> _Supplied records_

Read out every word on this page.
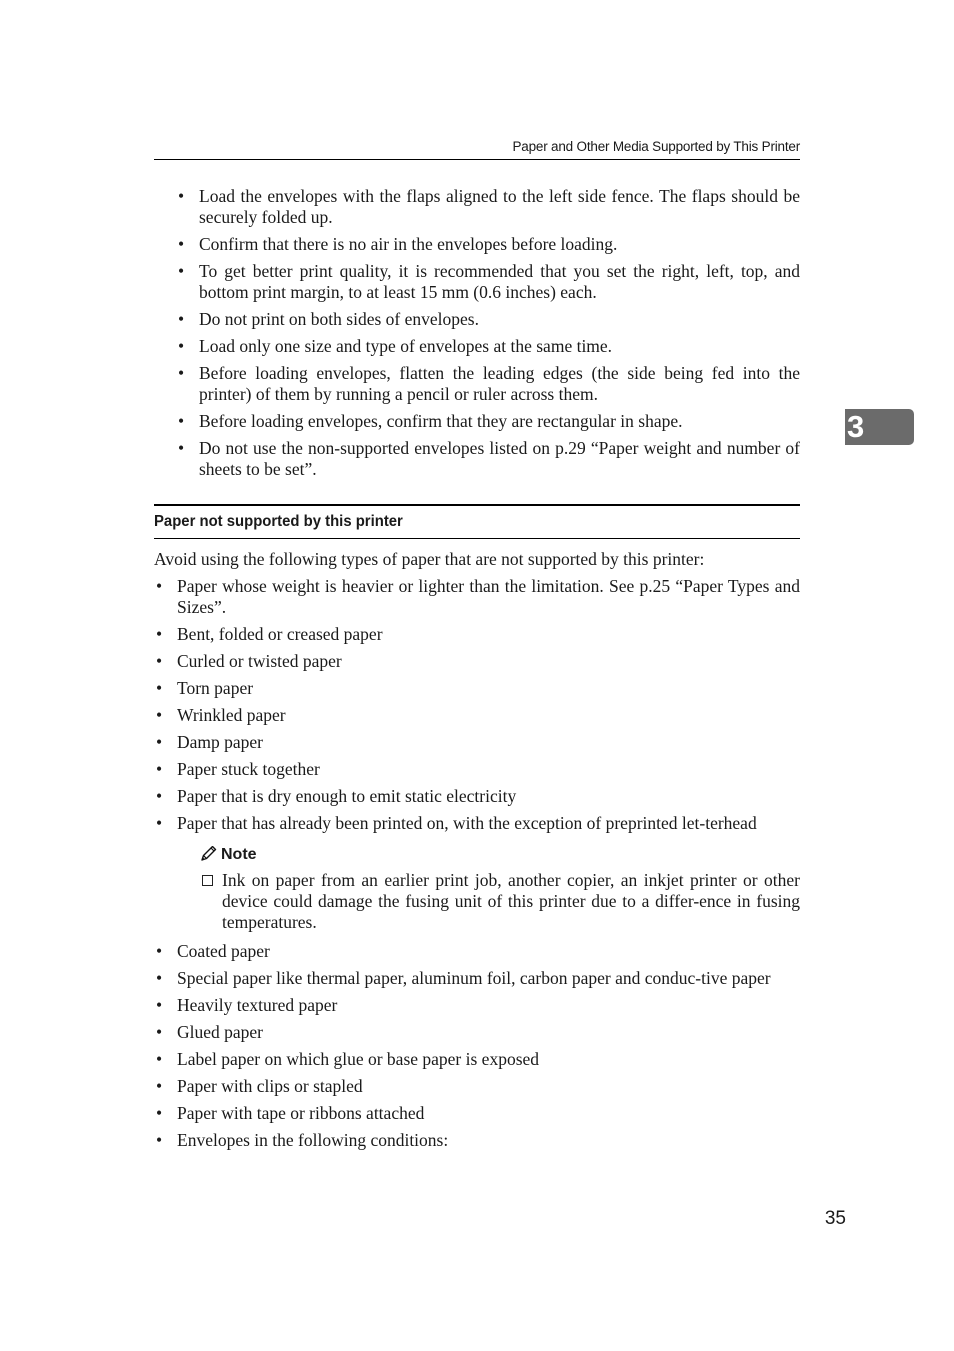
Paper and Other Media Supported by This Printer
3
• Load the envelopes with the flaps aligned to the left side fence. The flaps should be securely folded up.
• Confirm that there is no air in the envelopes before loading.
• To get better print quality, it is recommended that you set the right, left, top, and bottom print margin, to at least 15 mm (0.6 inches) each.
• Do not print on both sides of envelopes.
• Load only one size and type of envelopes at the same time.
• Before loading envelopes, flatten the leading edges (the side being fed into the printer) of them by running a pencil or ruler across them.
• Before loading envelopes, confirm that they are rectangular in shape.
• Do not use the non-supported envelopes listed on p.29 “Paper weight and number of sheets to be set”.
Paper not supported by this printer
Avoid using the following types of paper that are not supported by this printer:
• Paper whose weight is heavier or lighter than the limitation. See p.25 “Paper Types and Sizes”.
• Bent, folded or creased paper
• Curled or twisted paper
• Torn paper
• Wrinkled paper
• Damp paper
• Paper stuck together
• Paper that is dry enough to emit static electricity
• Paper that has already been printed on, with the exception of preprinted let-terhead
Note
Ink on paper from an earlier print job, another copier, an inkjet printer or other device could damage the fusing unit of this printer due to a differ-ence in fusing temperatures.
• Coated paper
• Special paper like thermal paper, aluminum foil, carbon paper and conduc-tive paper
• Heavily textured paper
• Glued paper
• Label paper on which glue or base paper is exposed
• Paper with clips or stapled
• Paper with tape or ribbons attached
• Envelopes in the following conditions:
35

> _Aim_
Copy the records exactly. Skip the pictures.

> _Task output_
Read out every word on this page.
Paper and Other Media Supported by This Printer
3
• Load the envelopes with the flaps aligned to the left side fence. The flaps should be securely folded up.
• Confirm that there is no air in the envelopes before loading.
• To get better print quality, it is recommended that you set the right, left, top, and bottom print margin, to at least 15 mm (0.6 inches) each.
• Do not print on both sides of envelopes.
• Load only one size and type of envelopes at the same time.
• Before loading envelopes, flatten the leading edges (the side being fed into the printer) of them by running a pencil or ruler across them.
• Before loading envelopes, confirm that they are rectangular in shape.
• Do not use the non-supported envelopes listed on p.29 “Paper weight and number of sheets to be set”.
Paper not supported by this printer
Avoid using the following types of paper that are not supported by this printer:
• Paper whose weight is heavier or lighter than the limitation. See p.25 “Paper Types and Sizes”.
• Bent, folded or creased paper
• Curled or twisted paper
• Torn paper
• Wrinkled paper
• Damp paper
• Paper stuck together
• Paper that is dry enough to emit static electricity
• Paper that has already been printed on, with the exception of preprinted let-terhead
Note
Ink on paper from an earlier print job, another copier, an inkjet printer or other device could damage the fusing unit of this printer due to a differ-ence in fusing temperatures.
• Coated paper
• Special paper like thermal paper, aluminum foil, carbon paper and conduc-tive paper
• Heavily textured paper
• Glued paper
• Label paper on which glue or base paper is exposed
• Paper with clips or stapled
• Paper with tape or ribbons attached
• Envelopes in the following conditions:
35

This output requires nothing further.